WHAT YOU WILL DO.
Repeat the listing in full. Nothing may be added or left out.

--------------------------------

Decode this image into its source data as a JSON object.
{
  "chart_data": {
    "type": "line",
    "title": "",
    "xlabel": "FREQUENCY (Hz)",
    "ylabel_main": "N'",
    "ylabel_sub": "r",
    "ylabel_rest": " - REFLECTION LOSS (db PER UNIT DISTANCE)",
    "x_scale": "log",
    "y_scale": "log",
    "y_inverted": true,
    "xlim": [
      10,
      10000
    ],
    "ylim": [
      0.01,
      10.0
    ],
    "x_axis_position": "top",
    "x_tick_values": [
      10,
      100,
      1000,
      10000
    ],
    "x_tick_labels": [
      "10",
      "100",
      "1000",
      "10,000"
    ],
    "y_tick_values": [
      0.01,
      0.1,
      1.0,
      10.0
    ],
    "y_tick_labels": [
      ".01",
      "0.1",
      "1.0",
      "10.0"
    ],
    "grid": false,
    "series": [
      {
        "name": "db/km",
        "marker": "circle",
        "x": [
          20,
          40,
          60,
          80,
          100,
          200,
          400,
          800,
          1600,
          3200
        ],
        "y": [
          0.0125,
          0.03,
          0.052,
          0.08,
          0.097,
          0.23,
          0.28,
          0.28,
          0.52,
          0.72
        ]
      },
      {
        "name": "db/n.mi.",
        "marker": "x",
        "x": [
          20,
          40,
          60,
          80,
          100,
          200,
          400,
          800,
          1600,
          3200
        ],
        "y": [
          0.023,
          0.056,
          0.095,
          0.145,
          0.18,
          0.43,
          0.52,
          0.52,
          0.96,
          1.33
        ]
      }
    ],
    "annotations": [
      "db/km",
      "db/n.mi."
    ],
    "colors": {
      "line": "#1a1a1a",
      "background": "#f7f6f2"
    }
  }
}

--------------------------------

EXERCISE RESULT.
Decode this image into its source data as a JSON object.
{
  "chart_data": {
    "type": "line",
    "title": "",
    "xlabel": "FREQUENCY (Hz)",
    "ylabel_main": "N'",
    "ylabel_sub": "r",
    "ylabel_rest": " - REFLECTION LOSS (db PER UNIT DISTANCE)",
    "x_scale": "log",
    "y_scale": "log",
    "y_inverted": true,
    "xlim": [
      10,
      10000
    ],
    "ylim": [
      0.01,
      10.0
    ],
    "x_axis_position": "top",
    "x_tick_values": [
      10,
      100,
      1000,
      10000
    ],
    "x_tick_labels": [
      "10",
      "100",
      "1000",
      "10,000"
    ],
    "y_tick_values": [
      0.01,
      0.1,
      1.0,
      10.0
    ],
    "y_tick_labels": [
      ".01",
      "0.1",
      "1.0",
      "10.0"
    ],
    "grid": false,
    "series": [
      {
        "name": "db/km",
        "marker": "circle",
        "x": [
          20,
          40,
          60,
          80,
          100,
          200,
          400,
          800,
          1600,
          3200
        ],
        "y": [
          0.0125,
          0.03,
          0.052,
          0.08,
          0.097,
          0.23,
          0.28,
          0.28,
          0.52,
          0.72
        ]
      },
      {
        "name": "db/n.mi.",
        "marker": "x",
        "x": [
          20,
          40,
          60,
          80,
          100,
          200,
          400,
          800,
          1600,
          3200
        ],
        "y": [
          0.023,
          0.056,
          0.095,
          0.145,
          0.18,
          0.43,
          0.52,
          0.52,
          0.96,
          1.33
        ]
      }
    ],
    "annotations": [
      "db/km",
      "db/n.mi."
    ],
    "colors": {
      "line": "#1a1a1a",
      "background": "#f7f6f2"
    }
  }
}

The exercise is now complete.